• WHAT IS EXPECTED
Output the data below in full, byte for byte. Nothing may differ.

═══

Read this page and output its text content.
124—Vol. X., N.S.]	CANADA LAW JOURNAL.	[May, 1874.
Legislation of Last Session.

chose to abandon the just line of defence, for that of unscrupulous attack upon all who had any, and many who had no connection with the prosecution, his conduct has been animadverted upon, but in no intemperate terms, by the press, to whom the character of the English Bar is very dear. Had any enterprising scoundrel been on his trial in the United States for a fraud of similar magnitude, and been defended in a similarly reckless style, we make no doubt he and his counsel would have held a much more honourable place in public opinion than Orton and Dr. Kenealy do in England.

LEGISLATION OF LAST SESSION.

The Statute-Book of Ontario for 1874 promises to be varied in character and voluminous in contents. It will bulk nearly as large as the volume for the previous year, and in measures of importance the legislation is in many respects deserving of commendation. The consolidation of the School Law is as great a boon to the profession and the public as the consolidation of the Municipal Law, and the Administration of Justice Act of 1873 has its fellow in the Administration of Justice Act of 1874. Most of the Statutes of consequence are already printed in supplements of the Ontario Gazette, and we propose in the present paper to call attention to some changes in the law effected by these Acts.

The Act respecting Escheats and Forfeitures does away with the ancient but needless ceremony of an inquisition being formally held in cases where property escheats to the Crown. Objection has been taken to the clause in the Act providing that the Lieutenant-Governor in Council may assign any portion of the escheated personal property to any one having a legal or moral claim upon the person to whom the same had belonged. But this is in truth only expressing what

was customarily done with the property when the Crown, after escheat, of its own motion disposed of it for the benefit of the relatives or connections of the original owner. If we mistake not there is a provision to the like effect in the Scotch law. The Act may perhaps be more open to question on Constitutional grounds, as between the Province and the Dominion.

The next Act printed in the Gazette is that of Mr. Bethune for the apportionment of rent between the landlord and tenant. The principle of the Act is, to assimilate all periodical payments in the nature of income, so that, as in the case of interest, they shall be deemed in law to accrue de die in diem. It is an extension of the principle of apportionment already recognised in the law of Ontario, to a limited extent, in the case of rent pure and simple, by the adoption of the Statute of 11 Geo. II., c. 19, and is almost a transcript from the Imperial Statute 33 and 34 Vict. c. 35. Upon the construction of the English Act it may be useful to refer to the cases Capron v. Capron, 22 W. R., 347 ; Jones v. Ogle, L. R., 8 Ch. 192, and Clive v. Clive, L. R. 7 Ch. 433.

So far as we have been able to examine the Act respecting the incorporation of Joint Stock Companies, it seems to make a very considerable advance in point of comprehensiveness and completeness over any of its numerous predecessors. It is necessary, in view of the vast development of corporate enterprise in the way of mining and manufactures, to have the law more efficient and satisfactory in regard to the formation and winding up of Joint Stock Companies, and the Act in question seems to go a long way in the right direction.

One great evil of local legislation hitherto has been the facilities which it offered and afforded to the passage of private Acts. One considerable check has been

═══

• RIGHT ANSWER
Read this page and output its text content.
124—Vol. X., N.S.]	CANADA LAW JOURNAL.	[May, 1874.
Legislation of Last Session.

chose to abandon the just line of defence, for that of unscrupulous attack upon all who had any, and many who had no connection with the prosecution, his conduct has been animadverted upon, but in no intemperate terms, by the press, to whom the character of the English Bar is very dear. Had any enterprising scoundrel been on his trial in the United States for a fraud of similar magnitude, and been defended in a similarly reckless style, we make no doubt he and his counsel would have held a much more honourable place in public opinion than Orton and Dr. Kenealy do in England.

LEGISLATION OF LAST SESSION.

The Statute-Book of Ontario for 1874 promises to be varied in character and voluminous in contents. It will bulk nearly as large as the volume for the previous year, and in measures of importance the legislation is in many respects deserving of commendation. The consolidation of the School Law is as great a boon to the profession and the public as the consolidation of the Municipal Law, and the Administration of Justice Act of 1873 has its fellow in the Administration of Justice Act of 1874. Most of the Statutes of consequence are already printed in supplements of the Ontario Gazette, and we propose in the present paper to call attention to some changes in the law effected by these Acts.

The Act respecting Escheats and Forfeitures does away with the ancient but needless ceremony of an inquisition being formally held in cases where property escheats to the Crown. Objection has been taken to the clause in the Act providing that the Lieutenant-Governor in Council may assign any portion of the escheated personal property to any one having a legal or moral claim upon the person to whom the same had belonged. But this is in truth only expressing what

was customarily done with the property when the Crown, after escheat, of its own motion disposed of it for the benefit of the relatives or connections of the original owner. If we mistake not there is a provision to the like effect in the Scotch law. The Act may perhaps be more open to question on Constitutional grounds, as between the Province and the Dominion.

The next Act printed in the Gazette is that of Mr. Bethune for the apportionment of rent between the landlord and tenant. The principle of the Act is, to assimilate all periodical payments in the nature of income, so that, as in the case of interest, they shall be deemed in law to accrue de die in diem. It is an extension of the principle of apportionment already recognised in the law of Ontario, to a limited extent, in the case of rent pure and simple, by the adoption of the Statute of 11 Geo. II., c. 19, and is almost a transcript from the Imperial Statute 33 and 34 Vict. c. 35. Upon the construction of the English Act it may be useful to refer to the cases Capron v. Capron, 22 W. R., 347 ; Jones v. Ogle, L. R., 8 Ch. 192, and Clive v. Clive, L. R. 7 Ch. 433.

So far as we have been able to examine the Act respecting the incorporation of Joint Stock Companies, it seems to make a very considerable advance in point of comprehensiveness and completeness over any of its numerous predecessors. It is necessary, in view of the vast development of corporate enterprise in the way of mining and manufactures, to have the law more efficient and satisfactory in regard to the formation and winding up of Joint Stock Companies, and the Act in question seems to go a long way in the right direction.

One great evil of local legislation hitherto has been the facilities which it offered and afforded to the passage of private Acts. One considerable check has been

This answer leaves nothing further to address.